#### [GIVEN REQUEST]
Keep the pictures out of the copy and print all the entries below exactly.

>>>>

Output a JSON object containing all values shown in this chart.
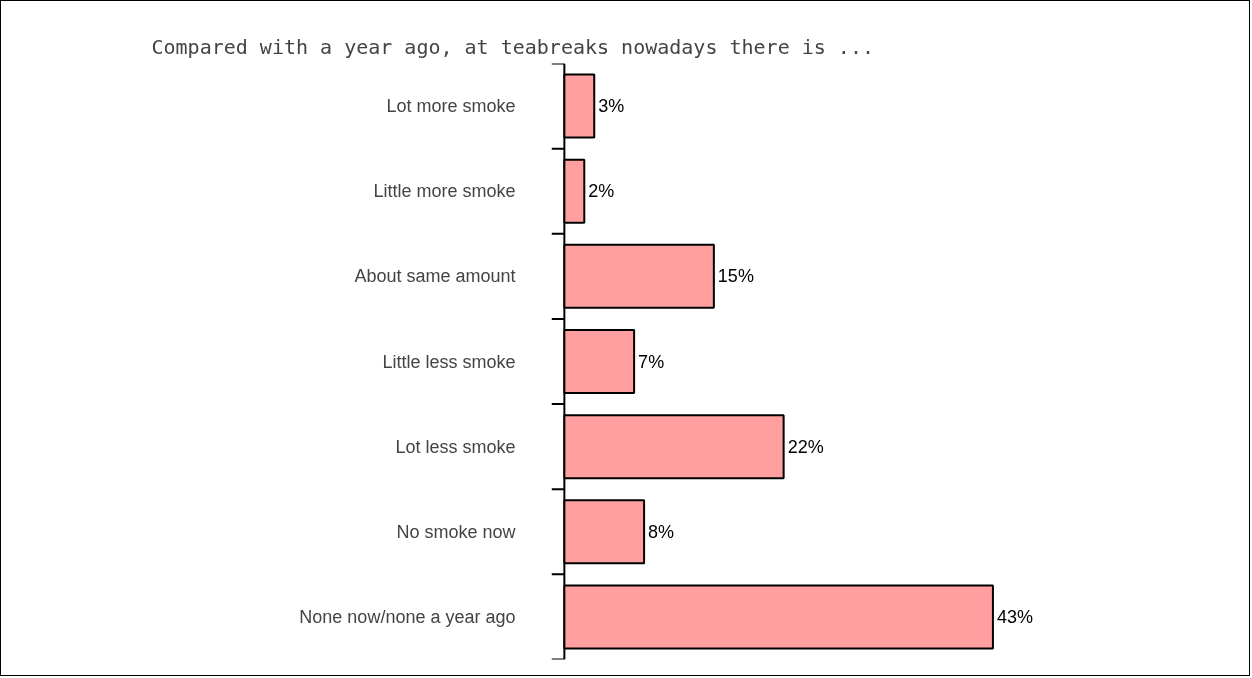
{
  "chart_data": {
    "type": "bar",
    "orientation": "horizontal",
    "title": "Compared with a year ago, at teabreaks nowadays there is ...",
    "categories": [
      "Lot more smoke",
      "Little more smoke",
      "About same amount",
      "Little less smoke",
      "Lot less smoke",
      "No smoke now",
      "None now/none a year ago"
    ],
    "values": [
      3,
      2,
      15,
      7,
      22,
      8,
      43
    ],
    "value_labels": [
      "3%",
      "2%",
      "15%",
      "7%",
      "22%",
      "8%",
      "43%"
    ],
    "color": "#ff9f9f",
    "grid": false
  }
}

<<<<

#### [EXERCISE ANSWER]
Output a JSON object containing all values shown in this chart.
{
  "chart_data": {
    "type": "bar",
    "orientation": "horizontal",
    "title": "Compared with a year ago, at teabreaks nowadays there is ...",
    "categories": [
      "Lot more smoke",
      "Little more smoke",
      "About same amount",
      "Little less smoke",
      "Lot less smoke",
      "No smoke now",
      "None now/none a year ago"
    ],
    "values": [
      3,
      2,
      15,
      7,
      22,
      8,
      43
    ],
    "value_labels": [
      "3%",
      "2%",
      "15%",
      "7%",
      "22%",
      "8%",
      "43%"
    ],
    "color": "#ff9f9f",
    "grid": false
  }
}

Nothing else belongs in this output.